• [Your instructions] Count lines, not occurrences: report how many lines in the records hold the string "Change", and nothing else.

• [Records for the task]

★ ★ ★ ★

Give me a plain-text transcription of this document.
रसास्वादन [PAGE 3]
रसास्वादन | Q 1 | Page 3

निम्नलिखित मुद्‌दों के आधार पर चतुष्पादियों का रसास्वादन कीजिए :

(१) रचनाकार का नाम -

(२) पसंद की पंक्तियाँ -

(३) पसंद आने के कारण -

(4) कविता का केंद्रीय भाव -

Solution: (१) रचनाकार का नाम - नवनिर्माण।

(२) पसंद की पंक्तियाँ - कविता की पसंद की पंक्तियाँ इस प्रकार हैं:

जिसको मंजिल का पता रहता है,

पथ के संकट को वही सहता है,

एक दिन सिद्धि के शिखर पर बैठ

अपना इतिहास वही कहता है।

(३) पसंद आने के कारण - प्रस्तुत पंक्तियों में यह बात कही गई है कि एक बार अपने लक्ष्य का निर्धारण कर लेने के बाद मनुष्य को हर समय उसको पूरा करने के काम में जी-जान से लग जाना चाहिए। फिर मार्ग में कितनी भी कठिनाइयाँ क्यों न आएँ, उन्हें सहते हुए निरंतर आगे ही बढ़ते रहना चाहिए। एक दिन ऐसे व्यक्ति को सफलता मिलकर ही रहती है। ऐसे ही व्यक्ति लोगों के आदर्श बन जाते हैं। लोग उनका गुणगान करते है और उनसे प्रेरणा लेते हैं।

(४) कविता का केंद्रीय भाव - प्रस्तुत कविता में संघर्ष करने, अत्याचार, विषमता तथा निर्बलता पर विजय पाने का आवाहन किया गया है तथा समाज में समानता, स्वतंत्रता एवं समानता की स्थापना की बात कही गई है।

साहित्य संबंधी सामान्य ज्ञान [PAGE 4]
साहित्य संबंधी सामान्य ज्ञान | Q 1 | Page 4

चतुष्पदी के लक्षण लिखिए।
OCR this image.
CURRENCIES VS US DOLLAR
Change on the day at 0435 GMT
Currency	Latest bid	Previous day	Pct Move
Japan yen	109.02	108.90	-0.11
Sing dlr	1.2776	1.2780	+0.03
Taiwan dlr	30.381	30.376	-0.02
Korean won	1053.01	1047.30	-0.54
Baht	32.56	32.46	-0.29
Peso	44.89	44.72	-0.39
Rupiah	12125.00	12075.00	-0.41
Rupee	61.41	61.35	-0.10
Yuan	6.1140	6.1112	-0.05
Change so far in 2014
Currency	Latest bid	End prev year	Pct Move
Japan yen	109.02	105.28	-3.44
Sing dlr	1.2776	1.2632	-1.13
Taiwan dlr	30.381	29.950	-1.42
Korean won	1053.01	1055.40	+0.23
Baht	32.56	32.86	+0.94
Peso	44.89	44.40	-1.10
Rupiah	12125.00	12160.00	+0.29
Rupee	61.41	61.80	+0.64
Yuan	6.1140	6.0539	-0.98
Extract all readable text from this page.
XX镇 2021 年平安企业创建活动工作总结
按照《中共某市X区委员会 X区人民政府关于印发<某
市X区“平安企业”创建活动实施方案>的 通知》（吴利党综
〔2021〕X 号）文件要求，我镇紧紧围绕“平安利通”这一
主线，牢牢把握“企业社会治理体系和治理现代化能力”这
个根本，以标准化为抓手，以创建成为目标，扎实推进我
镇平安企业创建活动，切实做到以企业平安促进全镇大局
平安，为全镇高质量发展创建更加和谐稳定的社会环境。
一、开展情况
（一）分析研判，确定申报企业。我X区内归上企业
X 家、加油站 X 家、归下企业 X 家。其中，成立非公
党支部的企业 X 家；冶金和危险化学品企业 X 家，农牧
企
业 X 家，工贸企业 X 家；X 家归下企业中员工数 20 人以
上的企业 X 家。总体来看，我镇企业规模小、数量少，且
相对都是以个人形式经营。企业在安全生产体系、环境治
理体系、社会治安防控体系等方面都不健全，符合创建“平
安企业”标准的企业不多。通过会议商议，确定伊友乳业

★ ★ ★ ★

• [Result of the task] 2